Retype each line exactly. Skip images.
─── Provided data
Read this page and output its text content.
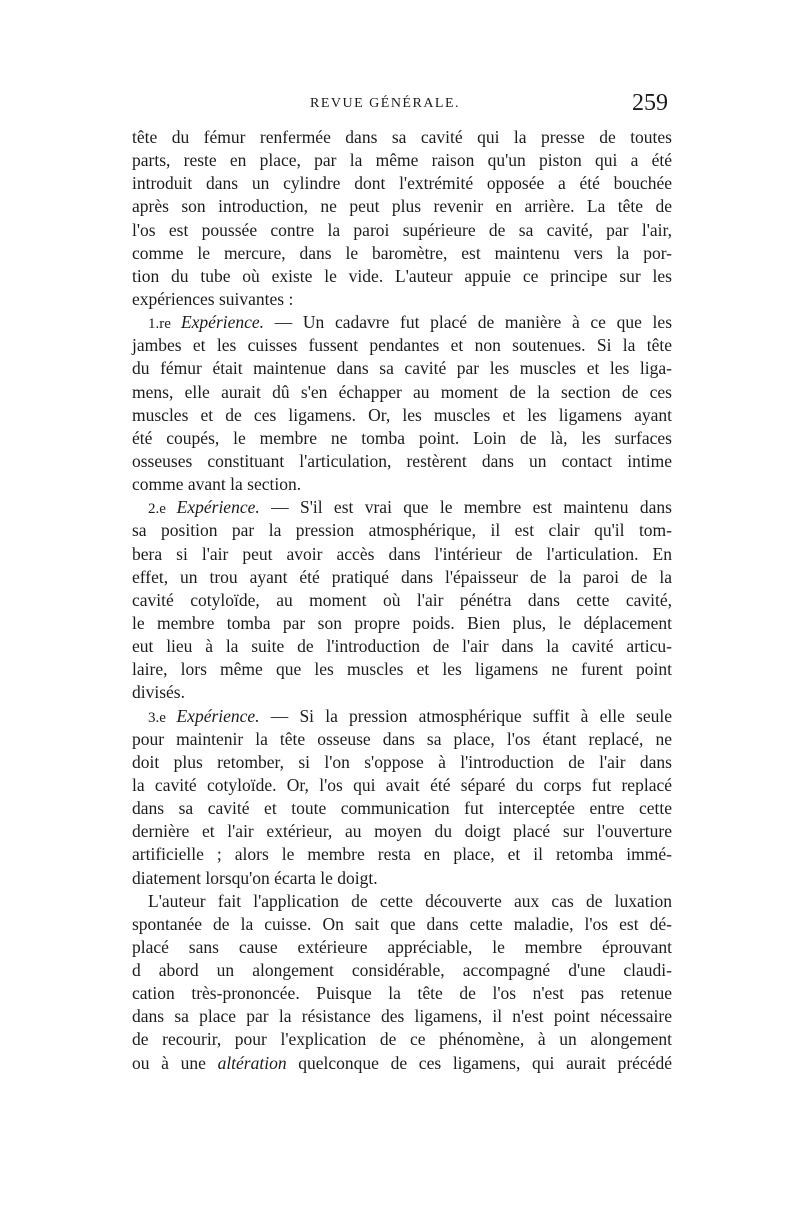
REVUE GÉNÉRALE.	259
tête du fémur renfermée dans sa cavité qui la presse de toutes
parts, reste en place, par la même raison qu'un piston qui a été
introduit dans un cylindre dont l'extrémité opposée a été bouchée
après son introduction, ne peut plus revenir en arrière. La tête de
l'os est poussée contre la paroi supérieure de sa cavité, par l'air,
comme le mercure, dans le baromètre, est maintenu vers la por-
tion du tube où existe le vide. L'auteur appuie ce principe sur les
expériences suivantes :
1.re Expérience. — Un cadavre fut placé de manière à ce que les
jambes et les cuisses fussent pendantes et non soutenues. Si la tête
du fémur était maintenue dans sa cavité par les muscles et les liga-
mens, elle aurait dû s'en échapper au moment de la section de ces
muscles et de ces ligamens. Or, les muscles et les ligamens ayant
été coupés, le membre ne tomba point. Loin de là, les surfaces
osseuses constituant l'articulation, restèrent dans un contact intime
comme avant la section.
2.e Expérience. — S'il est vrai que le membre est maintenu dans
sa position par la pression atmosphérique, il est clair qu'il tom-
bera si l'air peut avoir accès dans l'intérieur de l'articulation. En
effet, un trou ayant été pratiqué dans l'épaisseur de la paroi de la
cavité cotyloïde, au moment où l'air pénétra dans cette cavité,
le membre tomba par son propre poids. Bien plus, le déplacement
eut lieu à la suite de l'introduction de l'air dans la cavité articu-
laire, lors même que les muscles et les ligamens ne furent point
divisés.
3.e Expérience. — Si la pression atmosphérique suffit à elle seule
pour maintenir la tête osseuse dans sa place, l'os étant replacé, ne
doit plus retomber, si l'on s'oppose à l'introduction de l'air dans
la cavité cotyloïde. Or, l'os qui avait été séparé du corps fut replacé
dans sa cavité et toute communication fut interceptée entre cette
dernière et l'air extérieur, au moyen du doigt placé sur l'ouverture
artificielle ; alors le membre resta en place, et il retomba immé-
diatement lorsqu'on écarta le doigt.
L'auteur fait l'application de cette découverte aux cas de luxation
spontanée de la cuisse. On sait que dans cette maladie, l'os est dé-
placé sans cause extérieure appréciable, le membre éprouvant
d abord un alongement considérable, accompagné d'une claudi-
cation très-prononcée. Puisque la tête de l'os n'est pas retenue
dans sa place par la résistance des ligamens, il n'est point nécessaire
de recourir, pour l'explication de ce phénomène, à un alongement
ou à une altération quelconque de ces ligamens, qui aurait précédé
──────
| Response for this exercise |
Read this page and output its text content.
REVUE GÉNÉRALE.	259
tête du fémur renfermée dans sa cavité qui la presse de toutes
parts, reste en place, par la même raison qu'un piston qui a été
introduit dans un cylindre dont l'extrémité opposée a été bouchée
après son introduction, ne peut plus revenir en arrière. La tête de
l'os est poussée contre la paroi supérieure de sa cavité, par l'air,
comme le mercure, dans le baromètre, est maintenu vers la por-
tion du tube où existe le vide. L'auteur appuie ce principe sur les
expériences suivantes :
1.re Expérience. — Un cadavre fut placé de manière à ce que les
jambes et les cuisses fussent pendantes et non soutenues. Si la tête
du fémur était maintenue dans sa cavité par les muscles et les liga-
mens, elle aurait dû s'en échapper au moment de la section de ces
muscles et de ces ligamens. Or, les muscles et les ligamens ayant
été coupés, le membre ne tomba point. Loin de là, les surfaces
osseuses constituant l'articulation, restèrent dans un contact intime
comme avant la section.
2.e Expérience. — S'il est vrai que le membre est maintenu dans
sa position par la pression atmosphérique, il est clair qu'il tom-
bera si l'air peut avoir accès dans l'intérieur de l'articulation. En
effet, un trou ayant été pratiqué dans l'épaisseur de la paroi de la
cavité cotyloïde, au moment où l'air pénétra dans cette cavité,
le membre tomba par son propre poids. Bien plus, le déplacement
eut lieu à la suite de l'introduction de l'air dans la cavité articu-
laire, lors même que les muscles et les ligamens ne furent point
divisés.
3.e Expérience. — Si la pression atmosphérique suffit à elle seule
pour maintenir la tête osseuse dans sa place, l'os étant replacé, ne
doit plus retomber, si l'on s'oppose à l'introduction de l'air dans
la cavité cotyloïde. Or, l'os qui avait été séparé du corps fut replacé
dans sa cavité et toute communication fut interceptée entre cette
dernière et l'air extérieur, au moyen du doigt placé sur l'ouverture
artificielle ; alors le membre resta en place, et il retomba immé-
diatement lorsqu'on écarta le doigt.
L'auteur fait l'application de cette découverte aux cas de luxation
spontanée de la cuisse. On sait que dans cette maladie, l'os est dé-
placé sans cause extérieure appréciable, le membre éprouvant
d abord un alongement considérable, accompagné d'une claudi-
cation très-prononcée. Puisque la tête de l'os n'est pas retenue
dans sa place par la résistance des ligamens, il n'est point nécessaire
de recourir, pour l'explication de ce phénomène, à un alongement
ou à une altération quelconque de ces ligamens, qui aurait précédé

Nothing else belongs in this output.